[Recorded data]
^^^^^^^^
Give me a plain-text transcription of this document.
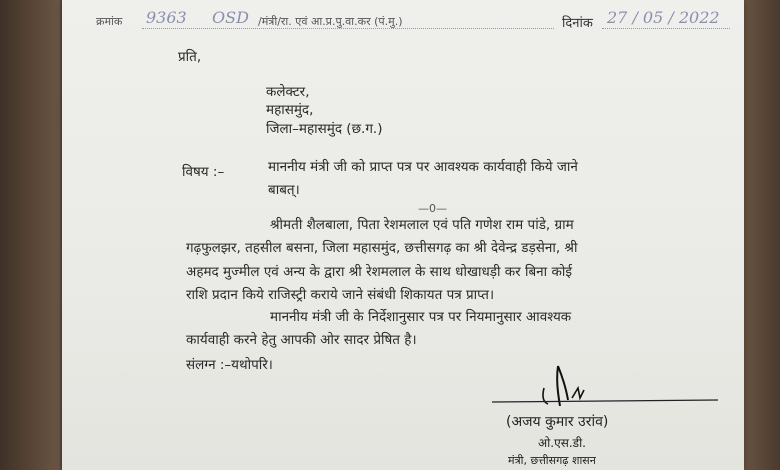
क्रमांक 9363 OSD /मंत्री/रा. एवं आ.प्र.पु.वा.कर (पं.मु.)	दिनांक 27 / 05 / 2022
प्रति,
कलेक्टर,
महासमुंद,
जिला–महासमुंद (छ.ग.)
विषय :–	माननीय मंत्री जी को प्राप्त पत्र पर आवश्यक कार्यवाही किये जाने
बाबत्।
—0—
श्रीमती शैलबाला, पिता रेशमलाल एवं पति गणेश राम पांडे, ग्राम
गढ़फुलझर, तहसील बसना, जिला महासमुंद, छत्तीसगढ़ का श्री देवेन्द्र डड़सेना, श्री
अहमद मुज्मील एवं अन्य के द्वारा श्री रेशमलाल के साथ धोखाधड़ी कर बिना कोई
राशि प्रदान किये राजिस्ट्री कराये जाने संबंधी शिकायत पत्र प्राप्त।
माननीय मंत्री जी के निर्देशानुसार पत्र पर नियमानुसार आवश्यक
कार्यवाही करने हेतु आपकी ओर सादर प्रेषित है।
संलग्न :–यथोपरि।
(अजय कुमार उरांव)
ओ.एस.डी.
मंत्री, छत्तीसगढ़ शासन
^^^^^^^^
== Your objective ==
Copy the listing word for word, excluding its pictures.

== Response ==
Give me a plain-text transcription of this document.
क्रमांक 9363 OSD /मंत्री/रा. एवं आ.प्र.पु.वा.कर (पं.मु.)	दिनांक 27 / 05 / 2022
प्रति,
कलेक्टर,
महासमुंद,
जिला–महासमुंद (छ.ग.)
विषय :–	माननीय मंत्री जी को प्राप्त पत्र पर आवश्यक कार्यवाही किये जाने
बाबत्।
—0—
श्रीमती शैलबाला, पिता रेशमलाल एवं पति गणेश राम पांडे, ग्राम
गढ़फुलझर, तहसील बसना, जिला महासमुंद, छत्तीसगढ़ का श्री देवेन्द्र डड़सेना, श्री
अहमद मुज्मील एवं अन्य के द्वारा श्री रेशमलाल के साथ धोखाधड़ी कर बिना कोई
राशि प्रदान किये राजिस्ट्री कराये जाने संबंधी शिकायत पत्र प्राप्त।
माननीय मंत्री जी के निर्देशानुसार पत्र पर नियमानुसार आवश्यक
कार्यवाही करने हेतु आपकी ओर सादर प्रेषित है।
संलग्न :–यथोपरि।
(अजय कुमार उरांव)
ओ.एस.डी.
मंत्री, छत्तीसगढ़ शासन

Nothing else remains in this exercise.